## [Source text]
□ □ □
Published on *EBF 483: Introduction to Electricity Markets* (https://www.e-education.psu.edu/ebf483)

The links below provide an outline of the material for this lesson. Be sure to carefully read through the entire lesson.

You may remember earlier in the course, when we were discussing transmission congestion and Locational Marginal Prices, that in the presence of transmission congestion the RTO winds up with extra money left over after paying the generators the LMP at their location for all energy produced. We had called this extra money the "congestion rent" or the "merchandizing surplus" and you may still be wondering what the RTO does with that extra money.

In this lesson, we'll see how the congestion rent is tied up with one of the key ways that suppliers and consumers can hedge volatility in LMPs. These financial instruments, known as Financial Transmission Rights or FTRs, are the main topic of this lesson.

By the end of this lesson, you should be able to:

- Identify the difference between temporal and locational risk in an electricity market.
- Define a Financial Transmission Right and a Contract for Differences in electricity markets.
- Calculate the spark spread
- Calculate the value of a Financial Transmission Right
- Construct a perfect hedge using Financial Transmission Rights and Contracts for Differences

What | |
---|---|

To Read | Online course material |

To Do | Homework Assignment 10 |

Remember | Exam 3 follows Lesson 10 |

If you have questions, please feel free to post them to the *Questions about EBF 483* discussion forum. While you are there, feel free to post your own responses if you, too, are able to help a classmate.
□ □ □
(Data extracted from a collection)
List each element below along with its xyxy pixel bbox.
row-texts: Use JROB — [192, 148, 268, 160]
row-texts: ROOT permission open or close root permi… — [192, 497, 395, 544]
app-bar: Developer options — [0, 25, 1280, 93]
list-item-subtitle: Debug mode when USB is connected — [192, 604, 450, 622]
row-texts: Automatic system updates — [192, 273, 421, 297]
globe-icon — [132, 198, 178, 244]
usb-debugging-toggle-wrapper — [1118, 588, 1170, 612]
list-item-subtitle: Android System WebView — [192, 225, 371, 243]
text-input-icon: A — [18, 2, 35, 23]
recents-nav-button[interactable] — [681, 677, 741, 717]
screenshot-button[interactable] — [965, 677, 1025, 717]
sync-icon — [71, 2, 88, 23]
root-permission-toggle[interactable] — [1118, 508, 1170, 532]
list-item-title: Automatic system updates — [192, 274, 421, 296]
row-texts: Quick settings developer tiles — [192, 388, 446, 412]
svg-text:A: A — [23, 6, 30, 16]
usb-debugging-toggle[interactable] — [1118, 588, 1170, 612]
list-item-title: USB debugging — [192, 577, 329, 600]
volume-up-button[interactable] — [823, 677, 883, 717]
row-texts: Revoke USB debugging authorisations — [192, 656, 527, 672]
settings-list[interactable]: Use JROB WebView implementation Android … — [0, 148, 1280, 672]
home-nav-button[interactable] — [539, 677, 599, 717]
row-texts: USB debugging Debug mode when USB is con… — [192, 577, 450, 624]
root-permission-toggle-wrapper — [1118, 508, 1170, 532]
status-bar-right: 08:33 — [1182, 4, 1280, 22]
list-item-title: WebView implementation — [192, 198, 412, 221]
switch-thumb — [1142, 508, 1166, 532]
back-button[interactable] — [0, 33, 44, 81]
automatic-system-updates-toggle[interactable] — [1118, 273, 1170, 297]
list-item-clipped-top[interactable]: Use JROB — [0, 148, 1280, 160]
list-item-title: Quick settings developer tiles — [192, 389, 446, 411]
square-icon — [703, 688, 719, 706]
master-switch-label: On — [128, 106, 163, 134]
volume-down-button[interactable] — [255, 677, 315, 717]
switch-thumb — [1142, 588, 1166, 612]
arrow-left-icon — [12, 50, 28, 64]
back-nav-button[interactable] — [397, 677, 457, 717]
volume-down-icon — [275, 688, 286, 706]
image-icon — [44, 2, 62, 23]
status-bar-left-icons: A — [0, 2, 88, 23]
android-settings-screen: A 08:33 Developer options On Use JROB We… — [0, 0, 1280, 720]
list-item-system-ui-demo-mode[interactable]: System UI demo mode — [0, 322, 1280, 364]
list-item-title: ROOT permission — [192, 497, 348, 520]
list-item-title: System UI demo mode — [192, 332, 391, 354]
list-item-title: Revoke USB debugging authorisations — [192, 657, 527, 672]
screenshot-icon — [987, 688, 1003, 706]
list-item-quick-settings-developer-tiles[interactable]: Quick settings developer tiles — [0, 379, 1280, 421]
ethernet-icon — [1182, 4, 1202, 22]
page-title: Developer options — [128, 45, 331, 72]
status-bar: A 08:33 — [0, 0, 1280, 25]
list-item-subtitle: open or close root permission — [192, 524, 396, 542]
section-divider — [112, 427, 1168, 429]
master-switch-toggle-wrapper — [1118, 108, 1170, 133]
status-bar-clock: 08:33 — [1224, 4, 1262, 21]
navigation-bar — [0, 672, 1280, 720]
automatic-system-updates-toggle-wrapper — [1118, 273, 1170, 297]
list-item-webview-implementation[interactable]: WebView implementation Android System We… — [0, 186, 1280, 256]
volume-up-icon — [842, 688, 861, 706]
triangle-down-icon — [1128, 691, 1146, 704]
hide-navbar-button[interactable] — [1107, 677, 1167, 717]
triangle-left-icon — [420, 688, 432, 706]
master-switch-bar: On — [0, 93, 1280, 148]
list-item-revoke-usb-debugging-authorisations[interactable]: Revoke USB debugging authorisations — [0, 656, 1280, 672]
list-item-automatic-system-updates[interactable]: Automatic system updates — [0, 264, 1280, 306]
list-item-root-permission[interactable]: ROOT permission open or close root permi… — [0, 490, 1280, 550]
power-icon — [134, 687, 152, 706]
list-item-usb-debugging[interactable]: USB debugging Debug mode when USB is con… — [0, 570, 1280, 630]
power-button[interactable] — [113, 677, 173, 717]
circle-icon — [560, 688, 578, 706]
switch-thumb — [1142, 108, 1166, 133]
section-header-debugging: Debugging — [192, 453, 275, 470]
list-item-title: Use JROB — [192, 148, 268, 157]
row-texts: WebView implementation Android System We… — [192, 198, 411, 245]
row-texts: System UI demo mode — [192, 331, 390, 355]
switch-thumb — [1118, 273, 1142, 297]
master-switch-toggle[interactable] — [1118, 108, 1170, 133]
□ □ □
## [Parts of the exercise]
(a) Condense the paragraph in the lesson overview that begins "You may remember earlier in the course" into a short bulleted list that keeps its main facts.
(b) Answer these from the lesson overview:
(i) What financial instruments are the main topic of the lesson?
(ii) Which homework assignment is listed under "To Do"?
(iii) What follows Lesson 10?
Rely only on the lesson overview when working on these.

## [Solutions in order]
(a)
- Earlier in the course, transmission congestion and Locational Marginal Prices were discussed.
- When transmission is congested, the RTO has extra money left over after paying generators the LMP at their location for all energy produced.
- This extra money was called the "congestion rent" or the "merchandizing surplus."
- The open question is what the RTO does with that money.

(b)
(i) Financial Transmission Rights (FTRs)
(ii) Homework Assignment 10
(iii) Exam 3